- Required task
Write each record again exactly as it stands.

- Raw data
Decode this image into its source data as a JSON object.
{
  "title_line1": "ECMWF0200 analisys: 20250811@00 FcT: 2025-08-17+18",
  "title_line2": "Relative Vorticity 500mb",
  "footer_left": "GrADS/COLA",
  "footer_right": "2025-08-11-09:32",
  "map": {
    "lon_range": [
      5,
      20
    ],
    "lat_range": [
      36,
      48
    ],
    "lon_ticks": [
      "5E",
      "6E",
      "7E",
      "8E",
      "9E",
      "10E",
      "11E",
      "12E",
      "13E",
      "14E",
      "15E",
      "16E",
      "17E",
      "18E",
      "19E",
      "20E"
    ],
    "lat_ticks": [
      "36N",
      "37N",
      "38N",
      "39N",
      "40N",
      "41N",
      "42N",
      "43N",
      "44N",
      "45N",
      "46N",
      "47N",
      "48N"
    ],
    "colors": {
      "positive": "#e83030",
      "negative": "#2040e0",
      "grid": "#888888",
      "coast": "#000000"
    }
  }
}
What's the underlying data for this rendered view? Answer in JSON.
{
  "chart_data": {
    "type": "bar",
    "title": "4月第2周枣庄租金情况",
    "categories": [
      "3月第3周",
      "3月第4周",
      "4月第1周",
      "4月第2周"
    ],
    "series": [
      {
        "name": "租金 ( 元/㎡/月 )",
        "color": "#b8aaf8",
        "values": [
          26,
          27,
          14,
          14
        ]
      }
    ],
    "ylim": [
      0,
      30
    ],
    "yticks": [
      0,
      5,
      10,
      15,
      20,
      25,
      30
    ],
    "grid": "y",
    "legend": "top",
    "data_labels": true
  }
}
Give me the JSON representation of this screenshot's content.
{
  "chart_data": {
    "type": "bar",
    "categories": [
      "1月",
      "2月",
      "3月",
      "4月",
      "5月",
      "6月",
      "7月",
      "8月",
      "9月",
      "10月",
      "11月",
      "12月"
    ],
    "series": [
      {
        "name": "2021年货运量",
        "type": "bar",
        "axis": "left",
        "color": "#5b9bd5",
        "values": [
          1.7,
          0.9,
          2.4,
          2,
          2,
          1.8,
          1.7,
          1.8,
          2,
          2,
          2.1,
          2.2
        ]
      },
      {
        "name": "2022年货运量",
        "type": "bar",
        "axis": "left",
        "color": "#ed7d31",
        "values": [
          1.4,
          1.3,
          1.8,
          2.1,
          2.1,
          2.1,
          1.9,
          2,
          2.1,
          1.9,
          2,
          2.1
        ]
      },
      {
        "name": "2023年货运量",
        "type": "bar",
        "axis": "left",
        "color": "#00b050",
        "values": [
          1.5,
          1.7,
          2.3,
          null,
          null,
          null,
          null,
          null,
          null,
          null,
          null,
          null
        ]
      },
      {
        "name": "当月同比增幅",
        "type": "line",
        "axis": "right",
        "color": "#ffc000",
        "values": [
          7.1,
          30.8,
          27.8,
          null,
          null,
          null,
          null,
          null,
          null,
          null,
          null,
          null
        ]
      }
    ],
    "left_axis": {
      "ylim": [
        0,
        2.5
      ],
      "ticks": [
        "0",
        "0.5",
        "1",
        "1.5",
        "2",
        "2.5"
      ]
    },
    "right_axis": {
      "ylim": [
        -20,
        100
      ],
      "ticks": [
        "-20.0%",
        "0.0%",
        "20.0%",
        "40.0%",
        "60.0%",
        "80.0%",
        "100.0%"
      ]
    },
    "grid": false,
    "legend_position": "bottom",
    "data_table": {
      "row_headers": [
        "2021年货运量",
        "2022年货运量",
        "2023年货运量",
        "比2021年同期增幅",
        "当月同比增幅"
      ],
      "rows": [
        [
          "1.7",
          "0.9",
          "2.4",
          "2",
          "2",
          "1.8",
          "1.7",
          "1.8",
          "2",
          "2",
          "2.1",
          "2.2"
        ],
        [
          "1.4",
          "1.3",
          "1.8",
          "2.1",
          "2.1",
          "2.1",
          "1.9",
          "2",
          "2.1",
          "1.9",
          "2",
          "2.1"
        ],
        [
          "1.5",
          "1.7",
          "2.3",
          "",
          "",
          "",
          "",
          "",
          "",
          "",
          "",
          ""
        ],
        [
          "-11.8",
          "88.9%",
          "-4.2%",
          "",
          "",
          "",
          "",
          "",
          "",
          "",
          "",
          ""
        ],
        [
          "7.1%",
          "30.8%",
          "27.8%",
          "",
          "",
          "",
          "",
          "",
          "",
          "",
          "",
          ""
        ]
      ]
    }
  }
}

- The solution
Decode this image into its source data as a JSON object.
{
  "title_line1": "ECMWF0200 analisys: 20250811@00 FcT: 2025-08-17+18",
  "title_line2": "Relative Vorticity 500mb",
  "footer_left": "GrADS/COLA",
  "footer_right": "2025-08-11-09:32",
  "map": {
    "lon_range": [
      5,
      20
    ],
    "lat_range": [
      36,
      48
    ],
    "lon_ticks": [
      "5E",
      "6E",
      "7E",
      "8E",
      "9E",
      "10E",
      "11E",
      "12E",
      "13E",
      "14E",
      "15E",
      "16E",
      "17E",
      "18E",
      "19E",
      "20E"
    ],
    "lat_ticks": [
      "36N",
      "37N",
      "38N",
      "39N",
      "40N",
      "41N",
      "42N",
      "43N",
      "44N",
      "45N",
      "46N",
      "47N",
      "48N"
    ],
    "colors": {
      "positive": "#e83030",
      "negative": "#2040e0",
      "grid": "#888888",
      "coast": "#000000"
    }
  }
}
What's the underlying data for this rendered view? Answer in JSON.
{
  "chart_data": {
    "type": "bar",
    "title": "4月第2周枣庄租金情况",
    "categories": [
      "3月第3周",
      "3月第4周",
      "4月第1周",
      "4月第2周"
    ],
    "series": [
      {
        "name": "租金 ( 元/㎡/月 )",
        "color": "#b8aaf8",
        "values": [
          26,
          27,
          14,
          14
        ]
      }
    ],
    "ylim": [
      0,
      30
    ],
    "yticks": [
      0,
      5,
      10,
      15,
      20,
      25,
      30
    ],
    "grid": "y",
    "legend": "top",
    "data_labels": true
  }
}
Give me the JSON representation of this screenshot's content.
{
  "chart_data": {
    "type": "bar",
    "categories": [
      "1月",
      "2月",
      "3月",
      "4月",
      "5月",
      "6月",
      "7月",
      "8月",
      "9月",
      "10月",
      "11月",
      "12月"
    ],
    "series": [
      {
        "name": "2021年货运量",
        "type": "bar",
        "axis": "left",
        "color": "#5b9bd5",
        "values": [
          1.7,
          0.9,
          2.4,
          2,
          2,
          1.8,
          1.7,
          1.8,
          2,
          2,
          2.1,
          2.2
        ]
      },
      {
        "name": "2022年货运量",
        "type": "bar",
        "axis": "left",
        "color": "#ed7d31",
        "values": [
          1.4,
          1.3,
          1.8,
          2.1,
          2.1,
          2.1,
          1.9,
          2,
          2.1,
          1.9,
          2,
          2.1
        ]
      },
      {
        "name": "2023年货运量",
        "type": "bar",
        "axis": "left",
        "color": "#00b050",
        "values": [
          1.5,
          1.7,
          2.3,
          null,
          null,
          null,
          null,
          null,
          null,
          null,
          null,
          null
        ]
      },
      {
        "name": "当月同比增幅",
        "type": "line",
        "axis": "right",
        "color": "#ffc000",
        "values": [
          7.1,
          30.8,
          27.8,
          null,
          null,
          null,
          null,
          null,
          null,
          null,
          null,
          null
        ]
      }
    ],
    "left_axis": {
      "ylim": [
        0,
        2.5
      ],
      "ticks": [
        "0",
        "0.5",
        "1",
        "1.5",
        "2",
        "2.5"
      ]
    },
    "right_axis": {
      "ylim": [
        -20,
        100
      ],
      "ticks": [
        "-20.0%",
        "0.0%",
        "20.0%",
        "40.0%",
        "60.0%",
        "80.0%",
        "100.0%"
      ]
    },
    "grid": false,
    "legend_position": "bottom",
    "data_table": {
      "row_headers": [
        "2021年货运量",
        "2022年货运量",
        "2023年货运量",
        "比2021年同期增幅",
        "当月同比增幅"
      ],
      "rows": [
        [
          "1.7",
          "0.9",
          "2.4",
          "2",
          "2",
          "1.8",
          "1.7",
          "1.8",
          "2",
          "2",
          "2.1",
          "2.2"
        ],
        [
          "1.4",
          "1.3",
          "1.8",
          "2.1",
          "2.1",
          "2.1",
          "1.9",
          "2",
          "2.1",
          "1.9",
          "2",
          "2.1"
        ],
        [
          "1.5",
          "1.7",
          "2.3",
          "",
          "",
          "",
          "",
          "",
          "",
          "",
          "",
          ""
        ],
        [
          "-11.8",
          "88.9%",
          "-4.2%",
          "",
          "",
          "",
          "",
          "",
          "",
          "",
          "",
          ""
        ],
        [
          "7.1%",
          "30.8%",
          "27.8%",
          "",
          "",
          "",
          "",
          "",
          "",
          "",
          "",
          ""
        ]
      ]
    }
  }
}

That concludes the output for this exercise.